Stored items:

_ _ _ _ _ _ _

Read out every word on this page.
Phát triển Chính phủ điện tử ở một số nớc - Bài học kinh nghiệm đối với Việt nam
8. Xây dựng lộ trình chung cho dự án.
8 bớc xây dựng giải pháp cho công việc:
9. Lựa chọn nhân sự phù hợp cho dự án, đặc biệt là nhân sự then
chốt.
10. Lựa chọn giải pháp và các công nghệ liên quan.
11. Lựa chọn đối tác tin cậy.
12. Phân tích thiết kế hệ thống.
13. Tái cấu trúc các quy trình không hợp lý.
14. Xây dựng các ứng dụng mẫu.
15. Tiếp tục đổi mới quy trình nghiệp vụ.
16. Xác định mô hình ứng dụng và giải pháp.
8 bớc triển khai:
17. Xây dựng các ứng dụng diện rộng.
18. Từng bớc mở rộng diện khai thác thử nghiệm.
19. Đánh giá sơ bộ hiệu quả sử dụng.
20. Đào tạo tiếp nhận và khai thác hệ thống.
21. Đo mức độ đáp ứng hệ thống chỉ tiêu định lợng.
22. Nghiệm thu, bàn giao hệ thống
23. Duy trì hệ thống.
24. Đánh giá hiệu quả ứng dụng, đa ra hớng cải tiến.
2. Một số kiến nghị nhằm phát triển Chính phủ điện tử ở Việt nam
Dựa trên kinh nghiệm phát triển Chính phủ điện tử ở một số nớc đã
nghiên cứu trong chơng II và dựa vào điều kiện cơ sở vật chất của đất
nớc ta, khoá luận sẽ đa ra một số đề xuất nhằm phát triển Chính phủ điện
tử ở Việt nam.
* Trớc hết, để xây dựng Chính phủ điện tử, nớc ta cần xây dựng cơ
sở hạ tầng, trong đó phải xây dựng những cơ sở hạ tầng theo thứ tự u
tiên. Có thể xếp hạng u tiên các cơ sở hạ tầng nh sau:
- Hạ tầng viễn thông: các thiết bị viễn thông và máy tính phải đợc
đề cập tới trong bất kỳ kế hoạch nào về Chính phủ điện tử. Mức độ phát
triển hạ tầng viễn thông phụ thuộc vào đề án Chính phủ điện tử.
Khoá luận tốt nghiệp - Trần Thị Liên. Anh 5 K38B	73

_ _ _ _ _ _ _

WHAT THE TASK REQUIRES → Select, from the listing, all lines that include the word "giải".

SOLUTION →
8 bớc xây dựng giải pháp cho công việc:
10. Lựa chọn giải pháp và các công nghệ liên quan.
16. Xác định mô hình ứng dụng và giải pháp.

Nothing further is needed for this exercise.